Task prompt
From the entries below, say how many lines carry the word "pron", and give nothing but the number.

Input

"""

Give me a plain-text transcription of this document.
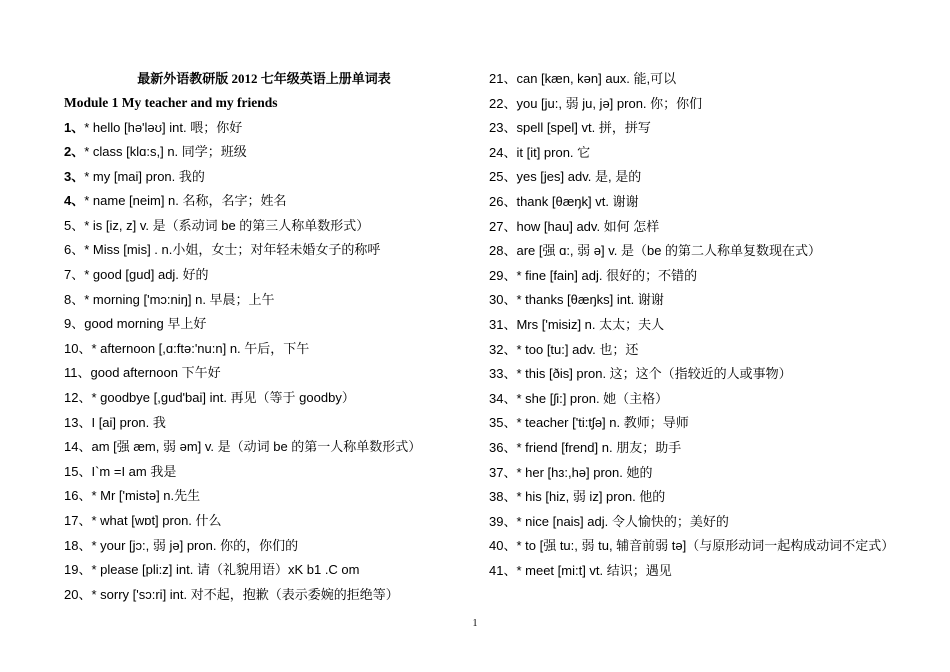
最新外语教研版 2012 七年级英语上册单词表
Module 1 My teacher and my friends
1、* hello [hə'ləʊ] int. 喂；你好
2、* class [klɑ:s,] n. 同学；班级
3、* my [mai] pron. 我的
4、* name [neim] n. 名称，名字；姓名
5、* is [iz, z] v. 是（系动词 be 的第三人称单数形式）
6、* Miss [mis] . n.小姐，女士；对年轻未婚女子的称呼
7、* good [ɡud] adj. 好的
8、* morning ['mɔ:niŋ] n. 早晨；上午
9、good morning 早上好
10、* afternoon [,ɑ:ftə:'nu:n] n. 午后，下午
11、good afternoon 下午好
12、* goodbye [,ɡud'bai] int. 再见（等于 goodby）
13、I [ai] pron. 我
14、am [强 æm, 弱 əm] v. 是（动词 be 的第一人称单数形式）
15、I`m =I am 我是
16、* Mr ['mistə] n.先生
17、* what [wɒt] pron. 什么
18、* your [jɔ:, 弱 jə] pron. 你的，你们的
19、* please [pli:z] int. 请（礼貌用语）xK b1 .C om
20、* sorry ['sɔ:ri] int. 对不起，抱歉（表示委婉的拒绝等）
21、can [kæn, kən] aux. 能,可以
22、you [ju:, 弱 ju, jə] pron. 你；你们
23、spell [spel] vt. 拼，拼写
24、it [it] pron. 它
25、yes [jes] adv. 是, 是的
26、thank [θæŋk] vt. 谢谢
27、how [hau] adv. 如何 怎样
28、are [强 ɑ:, 弱 ə] v. 是（be 的第二人称单复数现在式）
29、* fine [fain] adj. 很好的；不错的
30、* thanks [θæŋks] int. 谢谢
31、Mrs ['misiz] n. 太太；夫人
32、* too [tu:] adv. 也；还
33、* this [ðis] pron. 这；这个（指较近的人或事物）
34、* she [ʃi:] pron. 她（主格）
35、* teacher ['ti:tʃə] n. 教师；导师
36、* friend [frend] n. 朋友；助手
37、* her [hɜ:,hə] pron. 她的
38、* his [hiz, 弱 iz] pron. 他的
39、* nice [nais] adj. 令人愉快的；美好的
40、* to [强 tu:, 弱 tu, 辅音前弱 tə]（与原形动词一起构成动词不定式）
41、* meet [mi:t] vt. 结识；遇见
1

"""

Complete output
10